Stored entries:
┄┄┄┄┄┄┄┄┄┄┄┄┄┄┄┄┄┄┄┄
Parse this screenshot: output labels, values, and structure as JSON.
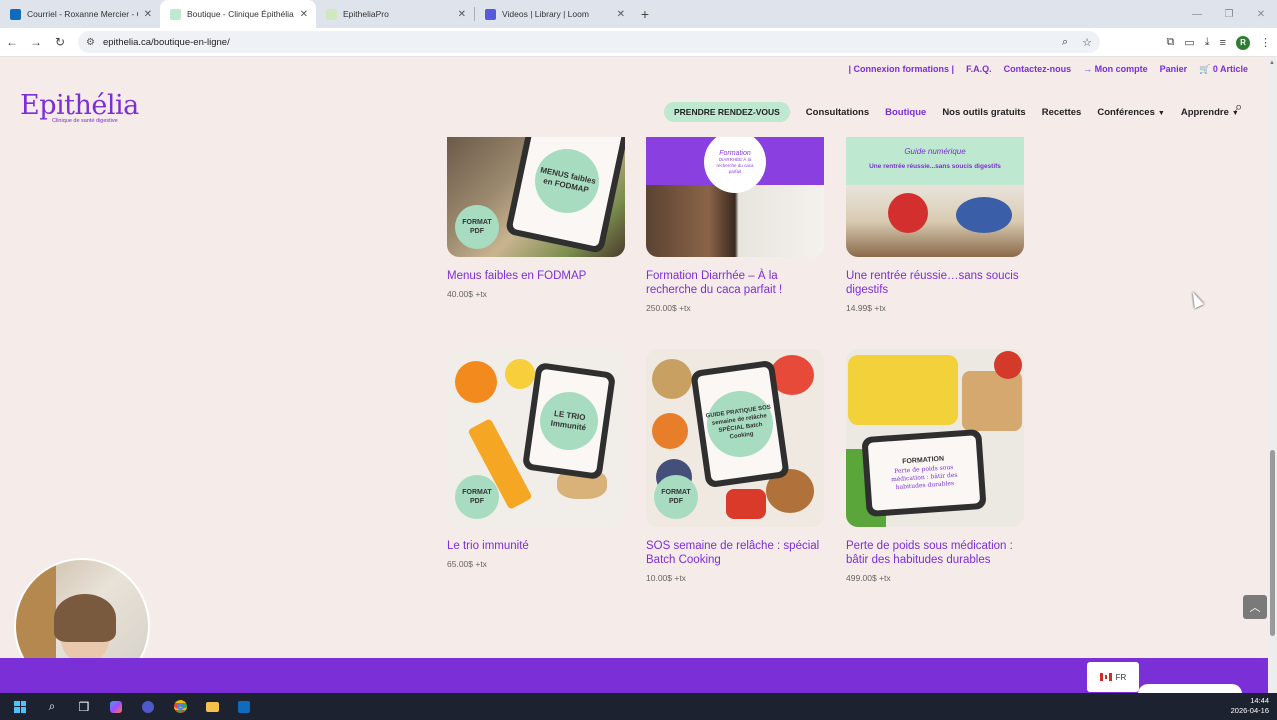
{
  "browser": {
    "tabs": [
      {
        "title": "Courriel - Roxanne Mercier - Ou",
        "favicon_color": "#0f6cbd",
        "active": false
      },
      {
        "title": "Boutique - Clinique Épithélia",
        "favicon_color": "#bfe8d0",
        "active": true
      },
      {
        "title": "EpitheliaPro",
        "favicon_color": "#cfe8c0",
        "active": false
      },
      {
        "title": "Videos | Library | Loom",
        "favicon_color": "#565adb",
        "active": false
      }
    ],
    "new_tab": "+",
    "url": "epithelia.ca/boutique-en-ligne/",
    "profile_initial": "R"
  },
  "site": {
    "top_links": [
      "| Connexion formations |",
      "F.A.Q.",
      "Contactez-nous",
      "→ Mon compte",
      "Panier",
      "🛒  0 Article"
    ],
    "logo": {
      "word": "Epithélia",
      "tagline": "Clinique de santé digestive"
    },
    "cta": "PRENDRE RENDEZ-VOUS",
    "nav": [
      {
        "label": "Consultations",
        "current": false,
        "dropdown": false
      },
      {
        "label": "Boutique",
        "current": true,
        "dropdown": false
      },
      {
        "label": "Nos outils gratuits",
        "current": false,
        "dropdown": false
      },
      {
        "label": "Recettes",
        "current": false,
        "dropdown": false
      },
      {
        "label": "Conférences",
        "current": false,
        "dropdown": true
      },
      {
        "label": "Apprendre",
        "current": false,
        "dropdown": true
      }
    ],
    "accent": "#7b2fd6",
    "mint": "#a8dcc0"
  },
  "products": [
    {
      "name": "Menus faibles en FODMAP",
      "price": "40.00$ +tx",
      "badge": "FORMAT PDF",
      "screen_text": "MENUS faibles en FODMAP"
    },
    {
      "name": "Formation Diarrhée – À la recherche du caca parfait !",
      "price": "250.00$ +tx",
      "banner_text": "Formation",
      "circle_text": "DIARRHÉE À la recherche du caca parfait"
    },
    {
      "name": "Une rentrée réussie…sans soucis digestifs",
      "price": "14.99$ +tx",
      "banner_text": "Guide numérique",
      "banner_sub": "Une rentrée réussie...sans soucis digestifs"
    },
    {
      "name": "Le trio immunité",
      "price": "65.00$ +tx",
      "badge": "FORMAT PDF",
      "screen_text": "LE TRIO Immunité"
    },
    {
      "name": "SOS semaine de relâche : spécial Batch Cooking",
      "price": "10.00$ +tx",
      "badge": "FORMAT PDF",
      "screen_text": "GUIDE PRATIQUE SOS semaine de relâche SPÉCIAL Batch Cooking"
    },
    {
      "name": "Perte de poids sous médication : bâtir des habitudes durables",
      "price": "499.00$ +tx",
      "screen_title": "FORMATION",
      "screen_text": "Perte de poids sous médication : bâtir des habitudes durables"
    }
  ],
  "language": "FR",
  "taskbar": {
    "time": "14:44",
    "date": "2026-04-16"
  }
}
┄┄┄┄┄┄┄┄┄┄┄┄┄┄┄┄┄┄┄┄
▶ **Exercise details**
Every record gets retyped exactly; no picture goes into the copy.

▶ **Answer for the task**
Parse this screenshot: output labels, values, and structure as JSON.
{
  "browser": {
    "tabs": [
      {
        "title": "Courriel - Roxanne Mercier - Ou",
        "favicon_color": "#0f6cbd",
        "active": false
      },
      {
        "title": "Boutique - Clinique Épithélia",
        "favicon_color": "#bfe8d0",
        "active": true
      },
      {
        "title": "EpitheliaPro",
        "favicon_color": "#cfe8c0",
        "active": false
      },
      {
        "title": "Videos | Library | Loom",
        "favicon_color": "#565adb",
        "active": false
      }
    ],
    "new_tab": "+",
    "url": "epithelia.ca/boutique-en-ligne/",
    "profile_initial": "R"
  },
  "site": {
    "top_links": [
      "| Connexion formations |",
      "F.A.Q.",
      "Contactez-nous",
      "→ Mon compte",
      "Panier",
      "🛒  0 Article"
    ],
    "logo": {
      "word": "Epithélia",
      "tagline": "Clinique de santé digestive"
    },
    "cta": "PRENDRE RENDEZ-VOUS",
    "nav": [
      {
        "label": "Consultations",
        "current": false,
        "dropdown": false
      },
      {
        "label": "Boutique",
        "current": true,
        "dropdown": false
      },
      {
        "label": "Nos outils gratuits",
        "current": false,
        "dropdown": false
      },
      {
        "label": "Recettes",
        "current": false,
        "dropdown": false
      },
      {
        "label": "Conférences",
        "current": false,
        "dropdown": true
      },
      {
        "label": "Apprendre",
        "current": false,
        "dropdown": true
      }
    ],
    "accent": "#7b2fd6",
    "mint": "#a8dcc0"
  },
  "products": [
    {
      "name": "Menus faibles en FODMAP",
      "price": "40.00$ +tx",
      "badge": "FORMAT PDF",
      "screen_text": "MENUS faibles en FODMAP"
    },
    {
      "name": "Formation Diarrhée – À la recherche du caca parfait !",
      "price": "250.00$ +tx",
      "banner_text": "Formation",
      "circle_text": "DIARRHÉE À la recherche du caca parfait"
    },
    {
      "name": "Une rentrée réussie…sans soucis digestifs",
      "price": "14.99$ +tx",
      "banner_text": "Guide numérique",
      "banner_sub": "Une rentrée réussie...sans soucis digestifs"
    },
    {
      "name": "Le trio immunité",
      "price": "65.00$ +tx",
      "badge": "FORMAT PDF",
      "screen_text": "LE TRIO Immunité"
    },
    {
      "name": "SOS semaine de relâche : spécial Batch Cooking",
      "price": "10.00$ +tx",
      "badge": "FORMAT PDF",
      "screen_text": "GUIDE PRATIQUE SOS semaine de relâche SPÉCIAL Batch Cooking"
    },
    {
      "name": "Perte de poids sous médication : bâtir des habitudes durables",
      "price": "499.00$ +tx",
      "screen_title": "FORMATION",
      "screen_text": "Perte de poids sous médication : bâtir des habitudes durables"
    }
  ],
  "language": "FR",
  "taskbar": {
    "time": "14:44",
    "date": "2026-04-16"
  }
}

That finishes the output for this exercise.